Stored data
________________________________________
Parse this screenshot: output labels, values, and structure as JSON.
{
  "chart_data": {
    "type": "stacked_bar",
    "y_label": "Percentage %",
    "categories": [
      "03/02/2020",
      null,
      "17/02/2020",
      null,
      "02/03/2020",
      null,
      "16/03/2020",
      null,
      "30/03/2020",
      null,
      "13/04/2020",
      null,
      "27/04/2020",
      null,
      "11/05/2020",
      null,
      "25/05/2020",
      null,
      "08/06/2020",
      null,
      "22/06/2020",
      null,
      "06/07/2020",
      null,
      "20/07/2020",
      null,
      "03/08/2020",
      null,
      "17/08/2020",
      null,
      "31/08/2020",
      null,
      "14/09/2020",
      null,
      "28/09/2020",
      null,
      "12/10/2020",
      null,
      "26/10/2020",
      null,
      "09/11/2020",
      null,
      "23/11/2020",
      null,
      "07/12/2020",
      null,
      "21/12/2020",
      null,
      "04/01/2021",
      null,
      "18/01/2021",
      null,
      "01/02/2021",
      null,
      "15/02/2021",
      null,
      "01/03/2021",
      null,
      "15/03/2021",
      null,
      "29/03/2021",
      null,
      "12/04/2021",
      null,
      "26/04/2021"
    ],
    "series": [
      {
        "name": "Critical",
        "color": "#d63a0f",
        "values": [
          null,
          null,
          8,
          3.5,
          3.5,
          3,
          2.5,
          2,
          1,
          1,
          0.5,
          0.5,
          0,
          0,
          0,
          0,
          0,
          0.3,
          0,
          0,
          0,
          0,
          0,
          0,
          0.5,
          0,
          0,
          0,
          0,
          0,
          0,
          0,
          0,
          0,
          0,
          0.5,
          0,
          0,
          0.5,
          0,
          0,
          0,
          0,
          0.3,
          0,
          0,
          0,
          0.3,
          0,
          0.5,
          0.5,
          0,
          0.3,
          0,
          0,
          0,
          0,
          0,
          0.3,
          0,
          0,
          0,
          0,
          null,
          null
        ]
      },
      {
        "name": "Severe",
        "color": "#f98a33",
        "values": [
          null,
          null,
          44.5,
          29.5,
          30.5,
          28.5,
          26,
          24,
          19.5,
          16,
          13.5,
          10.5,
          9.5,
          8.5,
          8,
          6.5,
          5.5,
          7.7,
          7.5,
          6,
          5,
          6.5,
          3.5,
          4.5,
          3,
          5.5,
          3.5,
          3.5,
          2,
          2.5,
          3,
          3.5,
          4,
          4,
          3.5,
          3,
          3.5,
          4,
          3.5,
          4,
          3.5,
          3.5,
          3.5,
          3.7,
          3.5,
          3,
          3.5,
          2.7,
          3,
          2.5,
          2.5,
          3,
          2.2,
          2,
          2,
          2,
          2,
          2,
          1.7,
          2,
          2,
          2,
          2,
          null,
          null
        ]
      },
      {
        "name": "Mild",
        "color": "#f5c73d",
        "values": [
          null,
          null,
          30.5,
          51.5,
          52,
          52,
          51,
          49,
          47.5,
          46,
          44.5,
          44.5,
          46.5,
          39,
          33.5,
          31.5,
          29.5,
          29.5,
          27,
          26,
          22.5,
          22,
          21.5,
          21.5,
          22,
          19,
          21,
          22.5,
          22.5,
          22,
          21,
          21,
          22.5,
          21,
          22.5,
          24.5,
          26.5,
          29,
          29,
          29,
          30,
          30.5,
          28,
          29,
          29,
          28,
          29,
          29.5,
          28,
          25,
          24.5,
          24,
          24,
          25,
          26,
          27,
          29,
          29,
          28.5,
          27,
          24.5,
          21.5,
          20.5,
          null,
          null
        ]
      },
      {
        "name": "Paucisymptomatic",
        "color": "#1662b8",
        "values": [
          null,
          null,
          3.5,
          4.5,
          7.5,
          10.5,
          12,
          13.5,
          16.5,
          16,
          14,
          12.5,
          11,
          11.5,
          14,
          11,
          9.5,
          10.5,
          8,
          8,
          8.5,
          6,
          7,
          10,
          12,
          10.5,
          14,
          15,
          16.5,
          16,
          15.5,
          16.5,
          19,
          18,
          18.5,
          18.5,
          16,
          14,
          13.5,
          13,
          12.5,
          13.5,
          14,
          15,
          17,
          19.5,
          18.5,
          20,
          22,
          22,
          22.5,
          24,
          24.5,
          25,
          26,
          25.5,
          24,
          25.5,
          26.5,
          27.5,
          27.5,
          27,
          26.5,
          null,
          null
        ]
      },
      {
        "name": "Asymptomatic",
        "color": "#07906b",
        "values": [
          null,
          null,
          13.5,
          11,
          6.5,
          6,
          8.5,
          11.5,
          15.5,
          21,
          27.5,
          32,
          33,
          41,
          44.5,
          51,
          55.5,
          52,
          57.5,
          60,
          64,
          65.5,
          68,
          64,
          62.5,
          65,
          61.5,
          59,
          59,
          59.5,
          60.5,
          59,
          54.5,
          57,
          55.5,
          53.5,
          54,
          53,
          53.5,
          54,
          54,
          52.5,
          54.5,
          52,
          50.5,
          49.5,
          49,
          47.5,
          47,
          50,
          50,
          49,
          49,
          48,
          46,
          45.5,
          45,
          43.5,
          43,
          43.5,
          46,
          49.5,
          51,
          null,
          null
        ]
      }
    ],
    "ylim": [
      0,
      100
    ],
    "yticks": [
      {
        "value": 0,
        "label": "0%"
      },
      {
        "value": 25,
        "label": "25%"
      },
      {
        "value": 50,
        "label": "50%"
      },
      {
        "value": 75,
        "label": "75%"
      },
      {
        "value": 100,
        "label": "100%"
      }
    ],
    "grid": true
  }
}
________________________________________
■ **EXERCISE DESCRIPTION**:
Look over the listing. Pull out every line with the string "name" in it.

■ **TASK SOLUTION**:
        "name": "Critical",
        "name": "Severe",
        "name": "Mild",
        "name": "Paucisymptomatic",
        "name": "Asymptomatic",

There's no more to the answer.